--- THE PROBLEM ---
Write out the listing below again, precisely as it is given.
○ ○ ○ ○ ○
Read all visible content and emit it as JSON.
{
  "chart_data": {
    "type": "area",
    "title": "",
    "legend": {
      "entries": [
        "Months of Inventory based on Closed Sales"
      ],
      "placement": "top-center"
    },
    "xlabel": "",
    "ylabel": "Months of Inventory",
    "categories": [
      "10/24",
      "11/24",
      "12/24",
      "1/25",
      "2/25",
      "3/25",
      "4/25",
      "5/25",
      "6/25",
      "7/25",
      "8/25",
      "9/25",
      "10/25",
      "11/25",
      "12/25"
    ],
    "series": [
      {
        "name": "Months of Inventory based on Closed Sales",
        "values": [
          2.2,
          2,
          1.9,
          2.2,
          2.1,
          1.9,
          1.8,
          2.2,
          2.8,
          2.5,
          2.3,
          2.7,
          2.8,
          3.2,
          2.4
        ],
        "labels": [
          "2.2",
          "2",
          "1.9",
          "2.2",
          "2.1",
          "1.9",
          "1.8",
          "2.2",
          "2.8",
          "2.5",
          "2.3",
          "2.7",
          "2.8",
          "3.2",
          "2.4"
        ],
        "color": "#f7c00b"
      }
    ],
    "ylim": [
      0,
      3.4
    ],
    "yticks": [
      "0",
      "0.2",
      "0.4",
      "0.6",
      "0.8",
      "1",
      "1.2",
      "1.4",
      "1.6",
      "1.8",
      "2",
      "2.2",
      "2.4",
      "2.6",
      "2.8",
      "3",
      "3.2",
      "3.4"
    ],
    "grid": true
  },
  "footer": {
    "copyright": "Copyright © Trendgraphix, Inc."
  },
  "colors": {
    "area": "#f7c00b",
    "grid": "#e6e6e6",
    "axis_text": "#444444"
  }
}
○ ○ ○ ○ ○
--- OUTPUT ---
Read all visible content and emit it as JSON.
{
  "chart_data": {
    "type": "area",
    "title": "",
    "legend": {
      "entries": [
        "Months of Inventory based on Closed Sales"
      ],
      "placement": "top-center"
    },
    "xlabel": "",
    "ylabel": "Months of Inventory",
    "categories": [
      "10/24",
      "11/24",
      "12/24",
      "1/25",
      "2/25",
      "3/25",
      "4/25",
      "5/25",
      "6/25",
      "7/25",
      "8/25",
      "9/25",
      "10/25",
      "11/25",
      "12/25"
    ],
    "series": [
      {
        "name": "Months of Inventory based on Closed Sales",
        "values": [
          2.2,
          2,
          1.9,
          2.2,
          2.1,
          1.9,
          1.8,
          2.2,
          2.8,
          2.5,
          2.3,
          2.7,
          2.8,
          3.2,
          2.4
        ],
        "labels": [
          "2.2",
          "2",
          "1.9",
          "2.2",
          "2.1",
          "1.9",
          "1.8",
          "2.2",
          "2.8",
          "2.5",
          "2.3",
          "2.7",
          "2.8",
          "3.2",
          "2.4"
        ],
        "color": "#f7c00b"
      }
    ],
    "ylim": [
      0,
      3.4
    ],
    "yticks": [
      "0",
      "0.2",
      "0.4",
      "0.6",
      "0.8",
      "1",
      "1.2",
      "1.4",
      "1.6",
      "1.8",
      "2",
      "2.2",
      "2.4",
      "2.6",
      "2.8",
      "3",
      "3.2",
      "3.4"
    ],
    "grid": true
  },
  "footer": {
    "copyright": "Copyright © Trendgraphix, Inc."
  },
  "colors": {
    "area": "#f7c00b",
    "grid": "#e6e6e6",
    "axis_text": "#444444"
  }
}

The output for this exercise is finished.